** Aim of the exercise **
Go through the records underneath and write each one out again exactly.

○ ○ ○ ○

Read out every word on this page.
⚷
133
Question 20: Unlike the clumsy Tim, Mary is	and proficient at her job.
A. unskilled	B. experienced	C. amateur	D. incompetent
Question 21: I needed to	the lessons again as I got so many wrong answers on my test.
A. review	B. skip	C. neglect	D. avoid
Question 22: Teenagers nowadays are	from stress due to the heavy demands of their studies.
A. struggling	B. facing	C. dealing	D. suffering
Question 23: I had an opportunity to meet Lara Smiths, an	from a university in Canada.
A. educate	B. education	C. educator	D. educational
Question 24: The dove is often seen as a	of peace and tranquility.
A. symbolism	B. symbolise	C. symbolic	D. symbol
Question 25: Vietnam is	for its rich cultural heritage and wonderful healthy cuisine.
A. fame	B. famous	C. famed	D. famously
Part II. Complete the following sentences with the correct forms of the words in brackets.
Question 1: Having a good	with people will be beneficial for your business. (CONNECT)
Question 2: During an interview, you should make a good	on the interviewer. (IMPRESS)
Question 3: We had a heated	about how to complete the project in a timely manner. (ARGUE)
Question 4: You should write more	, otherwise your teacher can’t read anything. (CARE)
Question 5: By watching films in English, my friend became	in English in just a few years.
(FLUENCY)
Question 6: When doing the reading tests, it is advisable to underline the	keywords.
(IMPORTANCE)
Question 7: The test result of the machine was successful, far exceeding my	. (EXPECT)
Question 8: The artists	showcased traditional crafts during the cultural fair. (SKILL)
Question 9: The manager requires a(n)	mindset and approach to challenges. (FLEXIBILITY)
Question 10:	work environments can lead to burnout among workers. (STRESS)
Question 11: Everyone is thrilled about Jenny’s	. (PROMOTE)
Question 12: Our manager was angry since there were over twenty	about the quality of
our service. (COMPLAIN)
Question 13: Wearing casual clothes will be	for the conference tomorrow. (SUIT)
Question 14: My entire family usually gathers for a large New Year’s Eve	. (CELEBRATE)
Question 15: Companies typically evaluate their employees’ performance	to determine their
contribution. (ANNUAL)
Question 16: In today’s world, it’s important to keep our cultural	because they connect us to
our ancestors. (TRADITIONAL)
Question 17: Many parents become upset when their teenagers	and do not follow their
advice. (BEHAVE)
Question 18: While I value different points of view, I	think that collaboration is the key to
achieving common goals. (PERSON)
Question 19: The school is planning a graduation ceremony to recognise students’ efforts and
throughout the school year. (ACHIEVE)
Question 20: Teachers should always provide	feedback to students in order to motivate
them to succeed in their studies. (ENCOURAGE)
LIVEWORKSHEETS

○ ○ ○ ○

** Solution to this exercise **
Read out every word on this page.
⚷
133
Question 20: Unlike the clumsy Tim, Mary is	and proficient at her job.
A. unskilled	B. experienced	C. amateur	D. incompetent
Question 21: I needed to	the lessons again as I got so many wrong answers on my test.
A. review	B. skip	C. neglect	D. avoid
Question 22: Teenagers nowadays are	from stress due to the heavy demands of their studies.
A. struggling	B. facing	C. dealing	D. suffering
Question 23: I had an opportunity to meet Lara Smiths, an	from a university in Canada.
A. educate	B. education	C. educator	D. educational
Question 24: The dove is often seen as a	of peace and tranquility.
A. symbolism	B. symbolise	C. symbolic	D. symbol
Question 25: Vietnam is	for its rich cultural heritage and wonderful healthy cuisine.
A. fame	B. famous	C. famed	D. famously
Part II. Complete the following sentences with the correct forms of the words in brackets.
Question 1: Having a good	with people will be beneficial for your business. (CONNECT)
Question 2: During an interview, you should make a good	on the interviewer. (IMPRESS)
Question 3: We had a heated	about how to complete the project in a timely manner. (ARGUE)
Question 4: You should write more	, otherwise your teacher can’t read anything. (CARE)
Question 5: By watching films in English, my friend became	in English in just a few years.
(FLUENCY)
Question 6: When doing the reading tests, it is advisable to underline the	keywords.
(IMPORTANCE)
Question 7: The test result of the machine was successful, far exceeding my	. (EXPECT)
Question 8: The artists	showcased traditional crafts during the cultural fair. (SKILL)
Question 9: The manager requires a(n)	mindset and approach to challenges. (FLEXIBILITY)
Question 10:	work environments can lead to burnout among workers. (STRESS)
Question 11: Everyone is thrilled about Jenny’s	. (PROMOTE)
Question 12: Our manager was angry since there were over twenty	about the quality of
our service. (COMPLAIN)
Question 13: Wearing casual clothes will be	for the conference tomorrow. (SUIT)
Question 14: My entire family usually gathers for a large New Year’s Eve	. (CELEBRATE)
Question 15: Companies typically evaluate their employees’ performance	to determine their
contribution. (ANNUAL)
Question 16: In today’s world, it’s important to keep our cultural	because they connect us to
our ancestors. (TRADITIONAL)
Question 17: Many parents become upset when their teenagers	and do not follow their
advice. (BEHAVE)
Question 18: While I value different points of view, I	think that collaboration is the key to
achieving common goals. (PERSON)
Question 19: The school is planning a graduation ceremony to recognise students’ efforts and
throughout the school year. (ACHIEVE)
Question 20: Teachers should always provide	feedback to students in order to motivate
them to succeed in their studies. (ENCOURAGE)
LIVEWORKSHEETS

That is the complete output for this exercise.